++++ DATA PROVIDED ++++

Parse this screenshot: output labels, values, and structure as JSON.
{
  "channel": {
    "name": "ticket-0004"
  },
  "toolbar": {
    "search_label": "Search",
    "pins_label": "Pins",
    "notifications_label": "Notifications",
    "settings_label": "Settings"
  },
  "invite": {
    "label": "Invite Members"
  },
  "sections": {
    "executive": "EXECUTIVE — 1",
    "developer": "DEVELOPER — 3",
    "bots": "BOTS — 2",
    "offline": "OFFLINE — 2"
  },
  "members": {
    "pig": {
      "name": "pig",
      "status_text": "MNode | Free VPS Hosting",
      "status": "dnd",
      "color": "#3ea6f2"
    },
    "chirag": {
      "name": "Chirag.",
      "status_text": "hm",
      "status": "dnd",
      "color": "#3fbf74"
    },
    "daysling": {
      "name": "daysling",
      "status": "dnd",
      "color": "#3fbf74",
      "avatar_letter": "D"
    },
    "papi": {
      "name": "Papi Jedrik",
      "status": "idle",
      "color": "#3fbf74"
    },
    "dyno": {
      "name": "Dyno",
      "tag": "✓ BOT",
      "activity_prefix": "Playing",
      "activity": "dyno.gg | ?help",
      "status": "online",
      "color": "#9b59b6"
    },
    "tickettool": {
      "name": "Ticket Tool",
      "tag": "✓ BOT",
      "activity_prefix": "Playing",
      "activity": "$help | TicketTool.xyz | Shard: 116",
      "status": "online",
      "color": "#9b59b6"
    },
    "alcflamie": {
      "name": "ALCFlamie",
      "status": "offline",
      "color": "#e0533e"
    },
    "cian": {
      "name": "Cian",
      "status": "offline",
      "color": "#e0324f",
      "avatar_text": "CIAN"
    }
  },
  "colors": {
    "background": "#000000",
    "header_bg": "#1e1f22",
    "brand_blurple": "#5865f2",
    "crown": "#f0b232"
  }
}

++++

## WHAT THE EXERCISE ASKS
Return every line above that contains the word "help".

## TASK ANSWER
      "activity": "dyno.gg | ?help",
      "activity": "$help | TicketTool.xyz | Shard: 116",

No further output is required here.